▽

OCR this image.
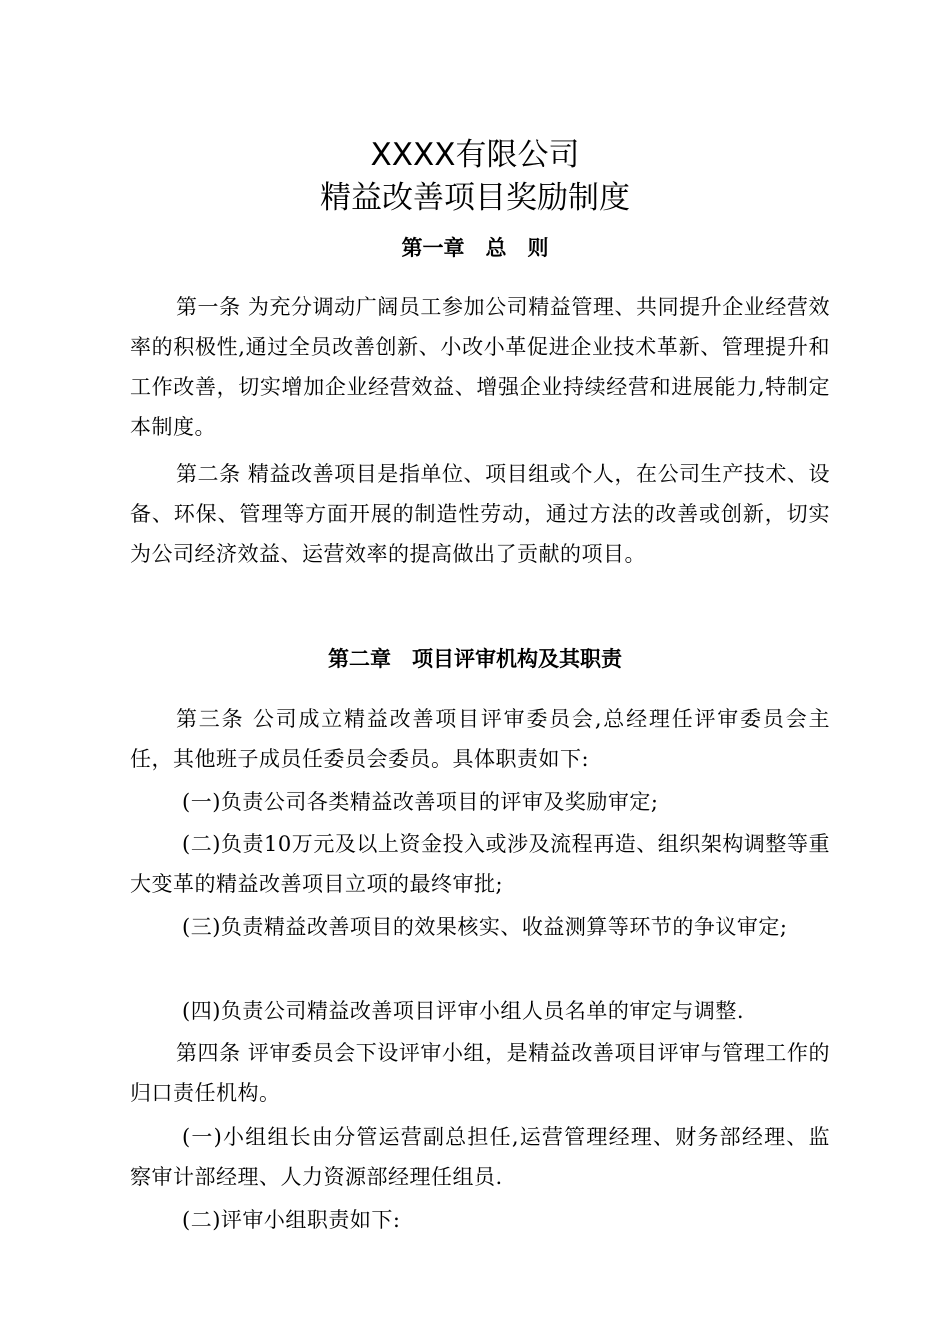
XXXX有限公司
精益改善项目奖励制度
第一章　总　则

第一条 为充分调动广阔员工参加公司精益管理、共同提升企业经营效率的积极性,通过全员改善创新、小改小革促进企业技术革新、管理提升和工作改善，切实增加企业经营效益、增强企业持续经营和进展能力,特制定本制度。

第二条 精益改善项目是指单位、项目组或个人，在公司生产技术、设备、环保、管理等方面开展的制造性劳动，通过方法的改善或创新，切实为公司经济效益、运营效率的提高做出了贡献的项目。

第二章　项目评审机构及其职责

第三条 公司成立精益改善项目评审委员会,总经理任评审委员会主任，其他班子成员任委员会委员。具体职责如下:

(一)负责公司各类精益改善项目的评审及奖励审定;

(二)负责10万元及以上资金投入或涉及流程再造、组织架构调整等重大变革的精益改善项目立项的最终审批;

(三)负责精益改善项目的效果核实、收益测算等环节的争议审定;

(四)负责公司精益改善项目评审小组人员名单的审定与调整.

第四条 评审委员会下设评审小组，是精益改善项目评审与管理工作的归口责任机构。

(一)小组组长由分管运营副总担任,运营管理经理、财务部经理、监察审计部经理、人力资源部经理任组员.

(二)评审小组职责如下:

△
▽

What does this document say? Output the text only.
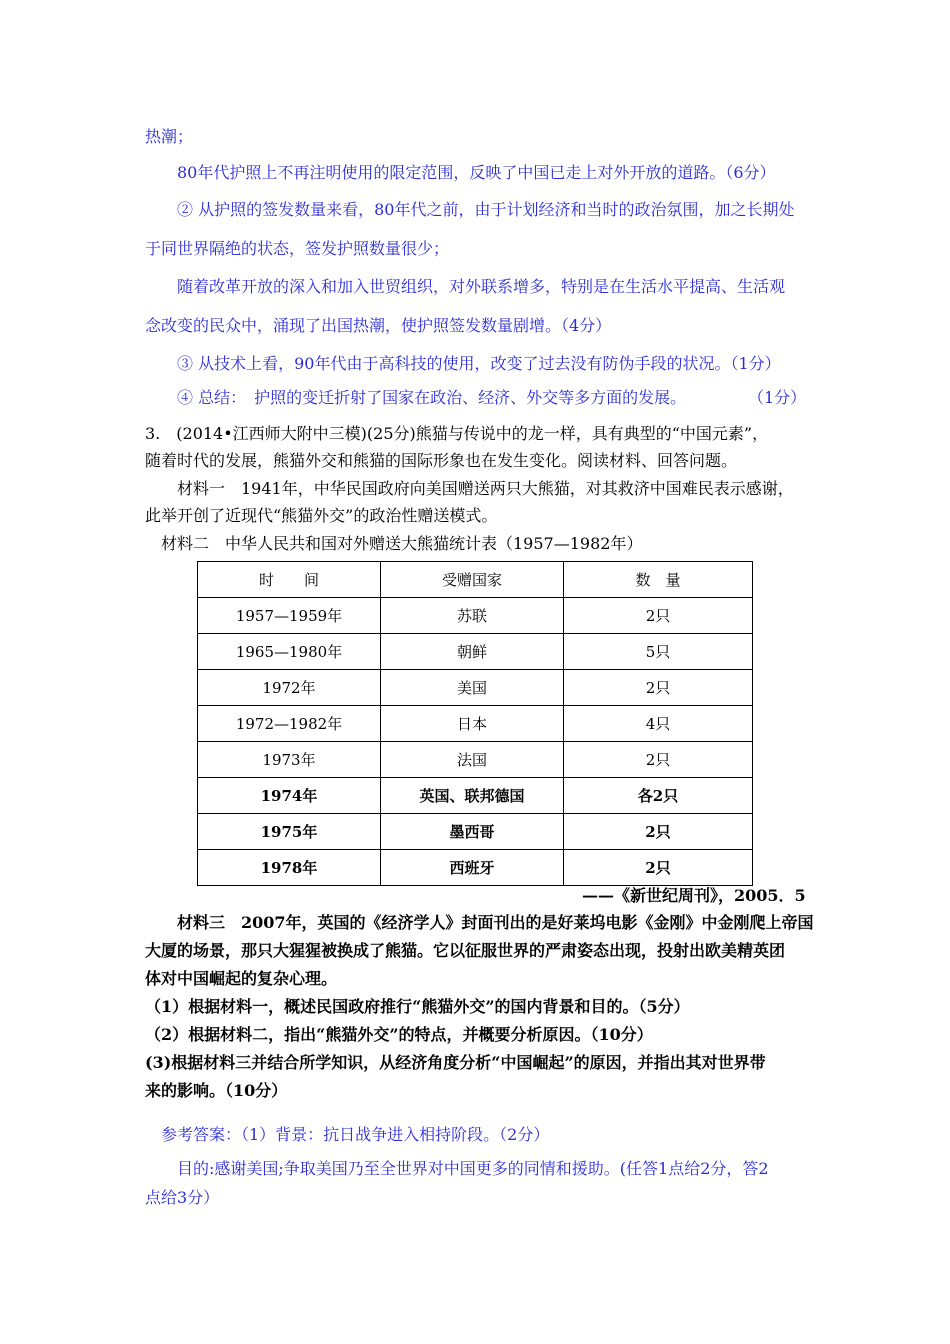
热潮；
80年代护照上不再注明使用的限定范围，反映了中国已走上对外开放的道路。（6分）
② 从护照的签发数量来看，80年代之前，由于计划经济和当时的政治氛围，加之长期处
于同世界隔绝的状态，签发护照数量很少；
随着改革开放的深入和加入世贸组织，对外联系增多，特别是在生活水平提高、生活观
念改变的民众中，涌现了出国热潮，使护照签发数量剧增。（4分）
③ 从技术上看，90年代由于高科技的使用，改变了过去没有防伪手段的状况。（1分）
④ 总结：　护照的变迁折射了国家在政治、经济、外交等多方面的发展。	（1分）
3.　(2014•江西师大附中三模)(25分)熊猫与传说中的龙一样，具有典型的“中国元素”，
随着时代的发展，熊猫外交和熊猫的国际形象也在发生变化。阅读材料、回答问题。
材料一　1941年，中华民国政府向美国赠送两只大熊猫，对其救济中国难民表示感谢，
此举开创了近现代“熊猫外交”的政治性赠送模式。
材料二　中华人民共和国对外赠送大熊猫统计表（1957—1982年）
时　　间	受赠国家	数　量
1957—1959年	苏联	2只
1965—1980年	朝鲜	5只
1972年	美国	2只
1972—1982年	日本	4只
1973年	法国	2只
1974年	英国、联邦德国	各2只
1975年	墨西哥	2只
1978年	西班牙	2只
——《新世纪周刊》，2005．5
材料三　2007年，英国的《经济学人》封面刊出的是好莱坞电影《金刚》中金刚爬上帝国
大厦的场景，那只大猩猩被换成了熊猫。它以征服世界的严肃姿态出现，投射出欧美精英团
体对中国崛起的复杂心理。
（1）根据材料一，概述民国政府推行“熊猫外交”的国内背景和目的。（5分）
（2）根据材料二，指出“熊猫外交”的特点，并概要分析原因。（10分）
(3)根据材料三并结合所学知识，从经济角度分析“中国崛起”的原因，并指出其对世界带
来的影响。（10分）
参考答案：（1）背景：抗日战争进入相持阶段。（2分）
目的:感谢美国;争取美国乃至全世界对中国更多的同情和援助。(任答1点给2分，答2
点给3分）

△

Stated exercise
From the material above, gather all lines that include the string "this" and copy them.

Complete response
OCR this image.
What does this document say? Output the text only.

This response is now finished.